--- begin Entries provided ---

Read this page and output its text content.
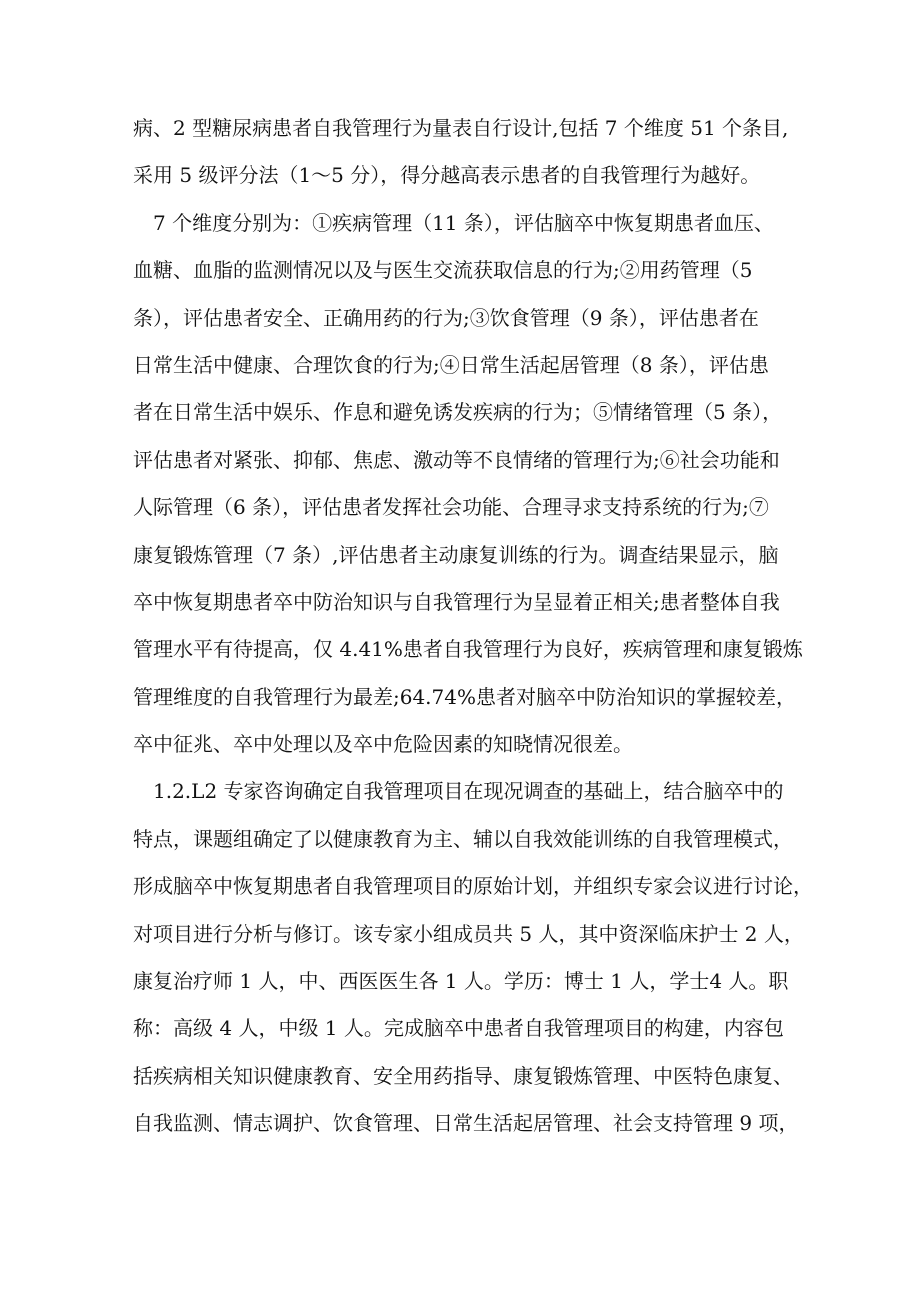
病、2 型糖尿病患者自我管理行为量表自行设计,包括 7 个维度 51 个条目,
采用 5 级评分法（1～5 分），得分越高表示患者的自我管理行为越好。
　7 个维度分别为：①疾病管理（11 条），评估脑卒中恢复期患者血压、
血糖、血脂的监测情况以及与医生交流获取信息的行为;②用药管理（5
条），评估患者安全、正确用药的行为;③饮食管理（9 条），评估患者在
日常生活中健康、合理饮食的行为;④日常生活起居管理（8 条），评估患
者在日常生活中娱乐、作息和避免诱发疾病的行为；⑤情绪管理（5 条），
评估患者对紧张、抑郁、焦虑、激动等不良情绪的管理行为;⑥社会功能和
人际管理（6 条），评估患者发挥社会功能、合理寻求支持系统的行为;⑦
康复锻炼管理（7 条）,评估患者主动康复训练的行为。调查结果显示，脑
卒中恢复期患者卒中防治知识与自我管理行为呈显着正相关;患者整体自我
管理水平有待提高，仅 4.41%患者自我管理行为良好，疾病管理和康复锻炼
管理维度的自我管理行为最差;64.74%患者对脑卒中防治知识的掌握较差，
卒中征兆、卒中处理以及卒中危险因素的知晓情况很差。
　1.2.L2 专家咨询确定自我管理项目在现况调查的基础上，结合脑卒中的
特点，课题组确定了以健康教育为主、辅以自我效能训练的自我管理模式，
形成脑卒中恢复期患者自我管理项目的原始计划，并组织专家会议进行讨论，
对项目进行分析与修订。该专家小组成员共 5 人，其中资深临床护士 2 人，
康复治疗师 1 人，中、西医医生各 1 人。学历：博士 1 人，学士4 人。职
称：高级 4 人，中级 1 人。完成脑卒中患者自我管理项目的构建，内容包
括疾病相关知识健康教育、安全用药指导、康复锻炼管理、中医特色康复、
自我监测、情志调护、饮食管理、日常生活起居管理、社会支持管理 9 项，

--- end Entries provided ---

#### [Short task]
Repeat the material above word for word, please, apart from its images.

#### [Result of this task]
Read this page and output its text content.
病、2 型糖尿病患者自我管理行为量表自行设计,包括 7 个维度 51 个条目,
采用 5 级评分法（1～5 分），得分越高表示患者的自我管理行为越好。
　7 个维度分别为：①疾病管理（11 条），评估脑卒中恢复期患者血压、
血糖、血脂的监测情况以及与医生交流获取信息的行为;②用药管理（5
条），评估患者安全、正确用药的行为;③饮食管理（9 条），评估患者在
日常生活中健康、合理饮食的行为;④日常生活起居管理（8 条），评估患
者在日常生活中娱乐、作息和避免诱发疾病的行为；⑤情绪管理（5 条），
评估患者对紧张、抑郁、焦虑、激动等不良情绪的管理行为;⑥社会功能和
人际管理（6 条），评估患者发挥社会功能、合理寻求支持系统的行为;⑦
康复锻炼管理（7 条）,评估患者主动康复训练的行为。调查结果显示，脑
卒中恢复期患者卒中防治知识与自我管理行为呈显着正相关;患者整体自我
管理水平有待提高，仅 4.41%患者自我管理行为良好，疾病管理和康复锻炼
管理维度的自我管理行为最差;64.74%患者对脑卒中防治知识的掌握较差，
卒中征兆、卒中处理以及卒中危险因素的知晓情况很差。
　1.2.L2 专家咨询确定自我管理项目在现况调查的基础上，结合脑卒中的
特点，课题组确定了以健康教育为主、辅以自我效能训练的自我管理模式，
形成脑卒中恢复期患者自我管理项目的原始计划，并组织专家会议进行讨论，
对项目进行分析与修订。该专家小组成员共 5 人，其中资深临床护士 2 人，
康复治疗师 1 人，中、西医医生各 1 人。学历：博士 1 人，学士4 人。职
称：高级 4 人，中级 1 人。完成脑卒中患者自我管理项目的构建，内容包
括疾病相关知识健康教育、安全用药指导、康复锻炼管理、中医特色康复、
自我监测、情志调护、饮食管理、日常生活起居管理、社会支持管理 9 项，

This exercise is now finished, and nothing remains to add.